__Problem to work on__. Return every record verbatim.

§ §

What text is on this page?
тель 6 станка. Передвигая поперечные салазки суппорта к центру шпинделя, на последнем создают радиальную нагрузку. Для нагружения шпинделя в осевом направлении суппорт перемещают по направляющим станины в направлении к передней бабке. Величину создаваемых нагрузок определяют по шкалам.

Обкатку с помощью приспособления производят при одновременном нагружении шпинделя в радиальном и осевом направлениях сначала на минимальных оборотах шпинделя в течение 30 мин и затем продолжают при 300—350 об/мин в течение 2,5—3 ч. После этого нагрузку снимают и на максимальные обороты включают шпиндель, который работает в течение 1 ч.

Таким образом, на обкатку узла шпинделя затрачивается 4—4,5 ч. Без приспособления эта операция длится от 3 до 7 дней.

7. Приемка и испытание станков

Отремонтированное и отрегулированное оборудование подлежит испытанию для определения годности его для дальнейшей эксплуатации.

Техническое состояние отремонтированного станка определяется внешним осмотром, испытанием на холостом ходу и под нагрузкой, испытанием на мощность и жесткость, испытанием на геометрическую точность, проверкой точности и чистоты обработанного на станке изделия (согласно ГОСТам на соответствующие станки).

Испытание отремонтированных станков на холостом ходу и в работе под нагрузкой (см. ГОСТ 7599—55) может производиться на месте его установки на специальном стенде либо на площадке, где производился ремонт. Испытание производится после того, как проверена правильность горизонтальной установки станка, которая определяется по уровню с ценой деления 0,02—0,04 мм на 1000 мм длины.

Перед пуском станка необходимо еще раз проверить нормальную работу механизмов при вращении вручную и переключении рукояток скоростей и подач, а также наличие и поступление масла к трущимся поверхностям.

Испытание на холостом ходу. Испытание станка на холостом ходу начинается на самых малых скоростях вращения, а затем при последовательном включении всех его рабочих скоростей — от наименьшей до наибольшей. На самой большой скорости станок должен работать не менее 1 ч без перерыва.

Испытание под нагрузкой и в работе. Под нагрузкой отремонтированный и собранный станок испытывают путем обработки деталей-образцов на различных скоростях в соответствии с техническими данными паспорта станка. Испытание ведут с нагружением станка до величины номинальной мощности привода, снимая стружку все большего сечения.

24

§ §

__Response to this task__.
What text is on this page?
тель 6 станка. Передвигая поперечные салазки суппорта к центру шпинделя, на последнем создают радиальную нагрузку. Для нагружения шпинделя в осевом направлении суппорт перемещают по направляющим станины в направлении к передней бабке. Величину создаваемых нагрузок определяют по шкалам.

Обкатку с помощью приспособления производят при одновременном нагружении шпинделя в радиальном и осевом направлениях сначала на минимальных оборотах шпинделя в течение 30 мин и затем продолжают при 300—350 об/мин в течение 2,5—3 ч. После этого нагрузку снимают и на максимальные обороты включают шпиндель, который работает в течение 1 ч.

Таким образом, на обкатку узла шпинделя затрачивается 4—4,5 ч. Без приспособления эта операция длится от 3 до 7 дней.

7. Приемка и испытание станков

Отремонтированное и отрегулированное оборудование подлежит испытанию для определения годности его для дальнейшей эксплуатации.

Техническое состояние отремонтированного станка определяется внешним осмотром, испытанием на холостом ходу и под нагрузкой, испытанием на мощность и жесткость, испытанием на геометрическую точность, проверкой точности и чистоты обработанного на станке изделия (согласно ГОСТам на соответствующие станки).

Испытание отремонтированных станков на холостом ходу и в работе под нагрузкой (см. ГОСТ 7599—55) может производиться на месте его установки на специальном стенде либо на площадке, где производился ремонт. Испытание производится после того, как проверена правильность горизонтальной установки станка, которая определяется по уровню с ценой деления 0,02—0,04 мм на 1000 мм длины.

Перед пуском станка необходимо еще раз проверить нормальную работу механизмов при вращении вручную и переключении рукояток скоростей и подач, а также наличие и поступление масла к трущимся поверхностям.

Испытание на холостом ходу. Испытание станка на холостом ходу начинается на самых малых скоростях вращения, а затем при последовательном включении всех его рабочих скоростей — от наименьшей до наибольшей. На самой большой скорости станок должен работать не менее 1 ч без перерыва.

Испытание под нагрузкой и в работе. Под нагрузкой отремонтированный и собранный станок испытывают путем обработки деталей-образцов на различных скоростях в соответствии с техническими данными паспорта станка. Испытание ведут с нагружением станка до величины номинальной мощности привода, снимая стружку все большего сечения.

24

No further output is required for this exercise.